[Collected data]
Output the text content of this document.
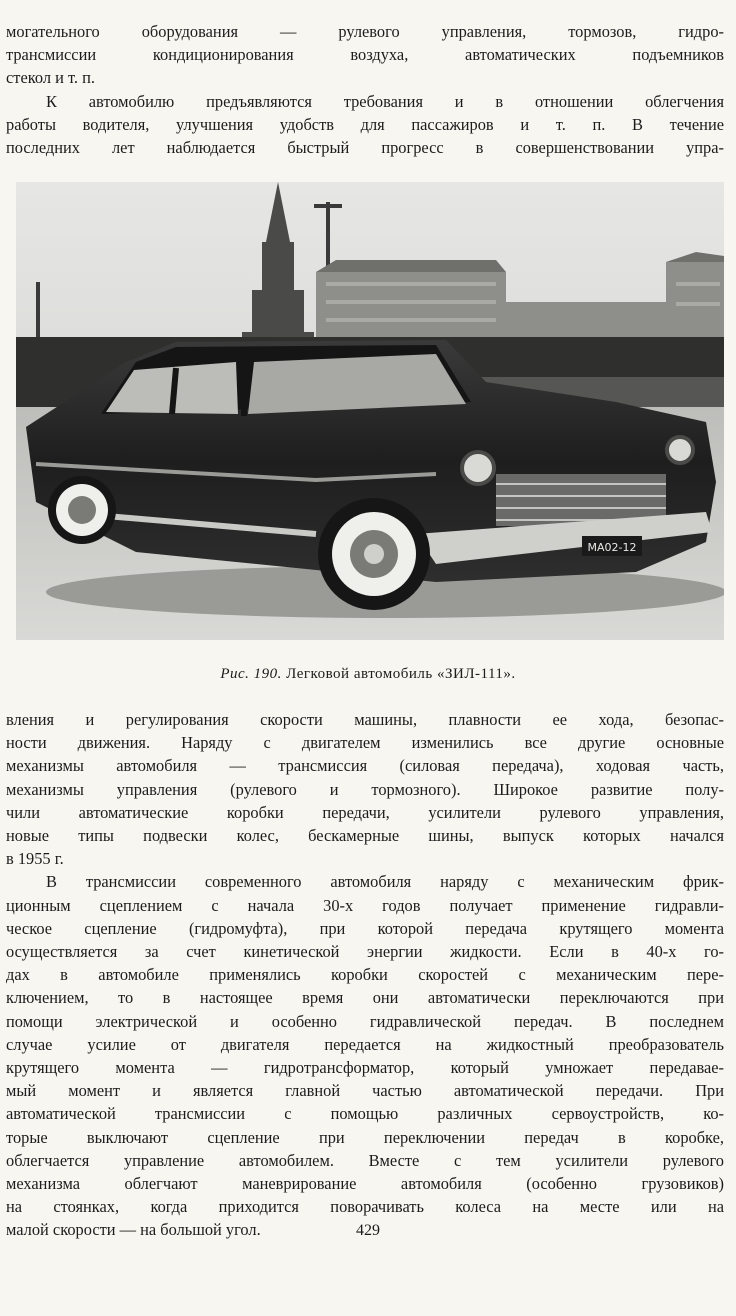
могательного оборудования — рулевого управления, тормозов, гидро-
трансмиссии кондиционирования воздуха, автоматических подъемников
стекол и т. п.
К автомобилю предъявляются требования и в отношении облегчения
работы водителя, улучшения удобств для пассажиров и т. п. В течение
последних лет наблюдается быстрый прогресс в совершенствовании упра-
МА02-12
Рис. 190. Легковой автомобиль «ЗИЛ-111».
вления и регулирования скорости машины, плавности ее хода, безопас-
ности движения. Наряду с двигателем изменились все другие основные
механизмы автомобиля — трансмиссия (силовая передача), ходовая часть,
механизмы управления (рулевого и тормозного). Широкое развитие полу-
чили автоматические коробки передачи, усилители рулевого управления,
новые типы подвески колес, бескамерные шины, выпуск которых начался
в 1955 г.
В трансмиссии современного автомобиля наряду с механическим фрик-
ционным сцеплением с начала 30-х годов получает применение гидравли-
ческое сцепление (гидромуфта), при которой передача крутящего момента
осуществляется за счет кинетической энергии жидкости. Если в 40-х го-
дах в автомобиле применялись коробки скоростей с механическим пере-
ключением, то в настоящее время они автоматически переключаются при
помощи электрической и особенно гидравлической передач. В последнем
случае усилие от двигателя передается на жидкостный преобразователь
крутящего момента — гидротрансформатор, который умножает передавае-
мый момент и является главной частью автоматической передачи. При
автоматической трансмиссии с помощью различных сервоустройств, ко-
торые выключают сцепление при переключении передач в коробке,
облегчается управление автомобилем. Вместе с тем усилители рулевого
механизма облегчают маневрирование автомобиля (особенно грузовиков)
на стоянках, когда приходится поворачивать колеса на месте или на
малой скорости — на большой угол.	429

EXERCISE DETAILS —
Find the lines containing "трансмиссии" and list every one of them.

SOLUTION FOR THIS EXERCISE —
трансмиссии кондиционирования воздуха, автоматических подъемников
В трансмиссии современного автомобиля наряду с механическим фрик-
автоматической трансмиссии с помощью различных сервоустройств, ко-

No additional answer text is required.